## [STATED TASK]
Pull every line containing "Castilla" from the entries.

## [INPUT]
******************************

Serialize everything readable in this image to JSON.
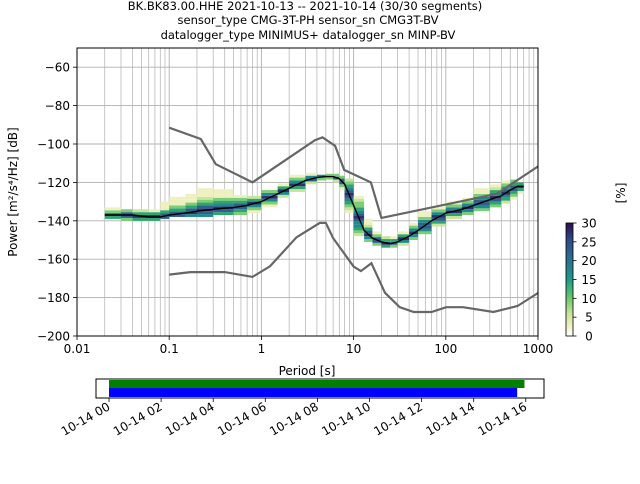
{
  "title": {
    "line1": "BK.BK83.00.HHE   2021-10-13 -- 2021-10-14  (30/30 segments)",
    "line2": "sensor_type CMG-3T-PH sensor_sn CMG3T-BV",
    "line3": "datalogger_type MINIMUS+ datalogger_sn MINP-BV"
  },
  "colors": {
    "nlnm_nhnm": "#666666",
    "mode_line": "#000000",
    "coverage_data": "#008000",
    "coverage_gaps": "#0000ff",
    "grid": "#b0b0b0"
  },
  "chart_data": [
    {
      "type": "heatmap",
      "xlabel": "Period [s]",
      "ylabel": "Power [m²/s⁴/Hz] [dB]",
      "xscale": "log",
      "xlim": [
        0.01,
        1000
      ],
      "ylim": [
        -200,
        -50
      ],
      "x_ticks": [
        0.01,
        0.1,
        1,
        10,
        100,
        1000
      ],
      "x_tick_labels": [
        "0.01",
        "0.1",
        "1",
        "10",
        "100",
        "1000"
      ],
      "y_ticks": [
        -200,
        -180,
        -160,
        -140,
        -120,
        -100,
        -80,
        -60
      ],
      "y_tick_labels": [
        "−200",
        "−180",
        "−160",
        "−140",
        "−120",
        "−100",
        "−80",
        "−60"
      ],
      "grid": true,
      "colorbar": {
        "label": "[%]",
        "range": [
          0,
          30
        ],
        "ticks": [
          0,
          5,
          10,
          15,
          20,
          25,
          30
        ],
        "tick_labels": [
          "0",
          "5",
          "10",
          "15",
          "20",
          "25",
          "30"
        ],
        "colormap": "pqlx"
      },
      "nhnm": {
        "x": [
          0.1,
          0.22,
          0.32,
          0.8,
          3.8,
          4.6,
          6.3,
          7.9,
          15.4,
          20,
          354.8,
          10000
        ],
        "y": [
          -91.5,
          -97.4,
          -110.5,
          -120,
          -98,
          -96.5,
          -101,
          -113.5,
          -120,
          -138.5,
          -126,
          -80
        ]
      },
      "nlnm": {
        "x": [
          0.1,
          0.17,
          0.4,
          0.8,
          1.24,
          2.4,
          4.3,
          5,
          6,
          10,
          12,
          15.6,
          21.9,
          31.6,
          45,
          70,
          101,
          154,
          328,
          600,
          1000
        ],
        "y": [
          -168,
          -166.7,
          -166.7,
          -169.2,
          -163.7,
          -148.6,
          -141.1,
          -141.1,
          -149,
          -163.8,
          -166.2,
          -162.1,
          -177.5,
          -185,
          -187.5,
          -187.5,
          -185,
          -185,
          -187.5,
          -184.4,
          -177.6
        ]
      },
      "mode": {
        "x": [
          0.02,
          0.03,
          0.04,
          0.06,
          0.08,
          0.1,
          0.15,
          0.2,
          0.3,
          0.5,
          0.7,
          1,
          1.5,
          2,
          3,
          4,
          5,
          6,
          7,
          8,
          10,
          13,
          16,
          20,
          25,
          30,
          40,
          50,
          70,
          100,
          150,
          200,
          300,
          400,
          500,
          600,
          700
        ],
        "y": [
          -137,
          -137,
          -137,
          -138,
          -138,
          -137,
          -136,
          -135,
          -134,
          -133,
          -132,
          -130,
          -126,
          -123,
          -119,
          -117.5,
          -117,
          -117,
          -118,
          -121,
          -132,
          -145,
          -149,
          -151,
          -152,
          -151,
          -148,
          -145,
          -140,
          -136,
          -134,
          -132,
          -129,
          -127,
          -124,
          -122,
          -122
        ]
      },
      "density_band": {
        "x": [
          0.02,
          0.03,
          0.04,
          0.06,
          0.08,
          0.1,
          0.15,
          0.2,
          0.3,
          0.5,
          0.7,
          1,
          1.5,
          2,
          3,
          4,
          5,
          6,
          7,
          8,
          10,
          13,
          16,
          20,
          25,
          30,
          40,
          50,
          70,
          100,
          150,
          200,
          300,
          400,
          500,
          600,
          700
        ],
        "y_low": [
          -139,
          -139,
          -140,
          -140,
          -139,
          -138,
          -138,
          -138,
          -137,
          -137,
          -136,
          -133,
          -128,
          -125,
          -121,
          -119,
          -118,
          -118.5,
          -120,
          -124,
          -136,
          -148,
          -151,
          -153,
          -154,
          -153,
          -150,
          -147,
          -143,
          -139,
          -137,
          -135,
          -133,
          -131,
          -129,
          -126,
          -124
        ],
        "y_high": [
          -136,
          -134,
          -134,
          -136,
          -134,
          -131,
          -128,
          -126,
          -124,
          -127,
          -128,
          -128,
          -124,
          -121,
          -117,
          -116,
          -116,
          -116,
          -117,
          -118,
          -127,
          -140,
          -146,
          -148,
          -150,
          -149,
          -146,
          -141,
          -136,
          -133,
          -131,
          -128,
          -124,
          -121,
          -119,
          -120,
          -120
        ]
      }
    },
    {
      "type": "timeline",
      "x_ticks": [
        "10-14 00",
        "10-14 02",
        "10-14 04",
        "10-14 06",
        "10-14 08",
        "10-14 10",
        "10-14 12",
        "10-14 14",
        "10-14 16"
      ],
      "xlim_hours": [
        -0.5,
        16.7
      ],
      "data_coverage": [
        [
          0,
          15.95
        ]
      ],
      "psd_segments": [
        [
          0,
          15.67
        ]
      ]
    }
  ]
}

******************************

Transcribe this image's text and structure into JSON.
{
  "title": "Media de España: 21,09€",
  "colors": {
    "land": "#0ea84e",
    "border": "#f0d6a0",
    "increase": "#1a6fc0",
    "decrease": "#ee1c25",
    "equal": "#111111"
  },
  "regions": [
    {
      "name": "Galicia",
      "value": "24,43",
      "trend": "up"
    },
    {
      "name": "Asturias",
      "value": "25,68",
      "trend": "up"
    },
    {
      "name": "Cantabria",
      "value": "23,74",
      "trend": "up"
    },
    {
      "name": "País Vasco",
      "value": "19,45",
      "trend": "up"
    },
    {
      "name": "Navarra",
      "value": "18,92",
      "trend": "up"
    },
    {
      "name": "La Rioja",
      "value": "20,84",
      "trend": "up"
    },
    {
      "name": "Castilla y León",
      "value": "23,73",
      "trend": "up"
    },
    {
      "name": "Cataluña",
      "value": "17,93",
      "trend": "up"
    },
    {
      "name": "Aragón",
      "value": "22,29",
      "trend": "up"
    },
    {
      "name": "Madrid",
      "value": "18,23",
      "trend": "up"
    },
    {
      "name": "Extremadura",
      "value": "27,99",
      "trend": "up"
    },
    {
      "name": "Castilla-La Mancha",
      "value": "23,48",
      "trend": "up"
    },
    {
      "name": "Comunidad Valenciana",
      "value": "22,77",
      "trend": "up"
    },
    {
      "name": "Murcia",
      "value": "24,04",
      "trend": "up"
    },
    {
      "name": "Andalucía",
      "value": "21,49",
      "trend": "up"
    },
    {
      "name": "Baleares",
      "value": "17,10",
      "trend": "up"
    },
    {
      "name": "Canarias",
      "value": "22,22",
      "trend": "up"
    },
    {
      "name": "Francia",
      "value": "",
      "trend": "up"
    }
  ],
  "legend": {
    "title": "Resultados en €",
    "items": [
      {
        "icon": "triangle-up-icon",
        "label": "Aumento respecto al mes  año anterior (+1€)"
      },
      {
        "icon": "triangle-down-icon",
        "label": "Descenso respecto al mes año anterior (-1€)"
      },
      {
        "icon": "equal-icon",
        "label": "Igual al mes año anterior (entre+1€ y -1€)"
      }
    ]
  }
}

******************************

## [SOLUTION FOR THIS EXERCISE]
      "name": "Castilla y León",
      "name": "Castilla-La Mancha",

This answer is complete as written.